■ DATA TO USE
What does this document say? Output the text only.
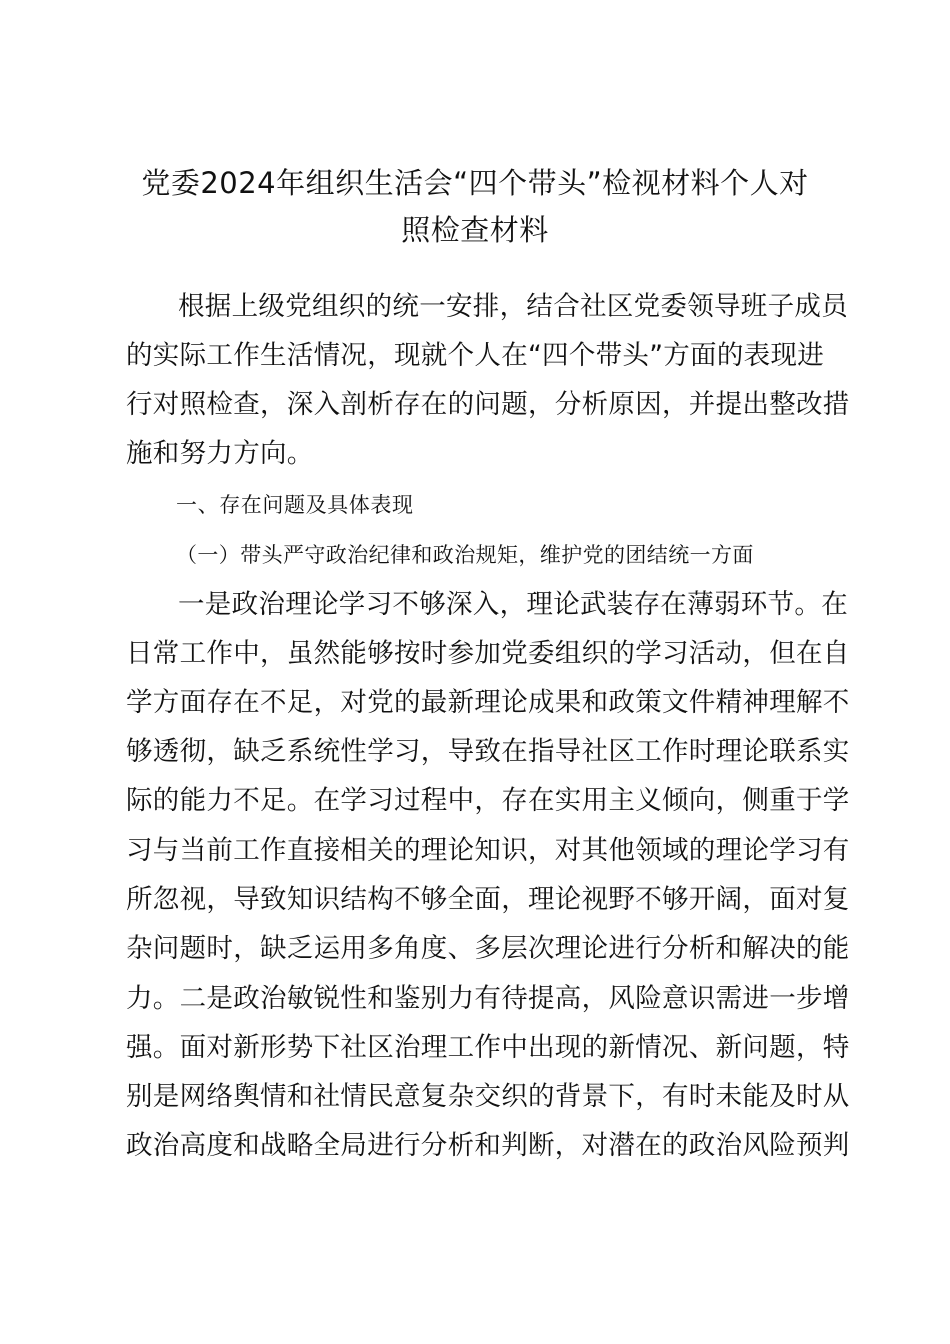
党委2024年组织生活会“四个带头”检视材料个人对
照检查材料
根据上级党组织的统一安排，结合社区党委领导班子成员
的实际工作生活情况，现就个人在“四个带头”方面的表现进
行对照检查，深入剖析存在的问题，分析原因，并提出整改措
施和努力方向。
一、存在问题及具体表现
（一）带头严守政治纪律和政治规矩，维护党的团结统一方面
一是政治理论学习不够深入，理论武装存在薄弱环节。在
日常工作中，虽然能够按时参加党委组织的学习活动，但在自
学方面存在不足，对党的最新理论成果和政策文件精神理解不
够透彻，缺乏系统性学习，导致在指导社区工作时理论联系实
际的能力不足。在学习过程中，存在实用主义倾向，侧重于学
习与当前工作直接相关的理论知识，对其他领域的理论学习有
所忽视，导致知识结构不够全面，理论视野不够开阔，面对复
杂问题时，缺乏运用多角度、多层次理论进行分析和解决的能
力。二是政治敏锐性和鉴别力有待提高，风险意识需进一步增
强。面对新形势下社区治理工作中出现的新情况、新问题，特
别是网络舆情和社情民意复杂交织的背景下，有时未能及时从
政治高度和战略全局进行分析和判断，对潜在的政治风险预判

■ THE TASK
Above are the records; reproduce them exactly and leave out the pictures.

■ THE ANSWER
What does this document say? Output the text only.
党委2024年组织生活会“四个带头”检视材料个人对
照检查材料
根据上级党组织的统一安排，结合社区党委领导班子成员
的实际工作生活情况，现就个人在“四个带头”方面的表现进
行对照检查，深入剖析存在的问题，分析原因，并提出整改措
施和努力方向。
一、存在问题及具体表现
（一）带头严守政治纪律和政治规矩，维护党的团结统一方面
一是政治理论学习不够深入，理论武装存在薄弱环节。在
日常工作中，虽然能够按时参加党委组织的学习活动，但在自
学方面存在不足，对党的最新理论成果和政策文件精神理解不
够透彻，缺乏系统性学习，导致在指导社区工作时理论联系实
际的能力不足。在学习过程中，存在实用主义倾向，侧重于学
习与当前工作直接相关的理论知识，对其他领域的理论学习有
所忽视，导致知识结构不够全面，理论视野不够开阔，面对复
杂问题时，缺乏运用多角度、多层次理论进行分析和解决的能
力。二是政治敏锐性和鉴别力有待提高，风险意识需进一步增
强。面对新形势下社区治理工作中出现的新情况、新问题，特
别是网络舆情和社情民意复杂交织的背景下，有时未能及时从
政治高度和战略全局进行分析和判断，对潜在的政治风险预判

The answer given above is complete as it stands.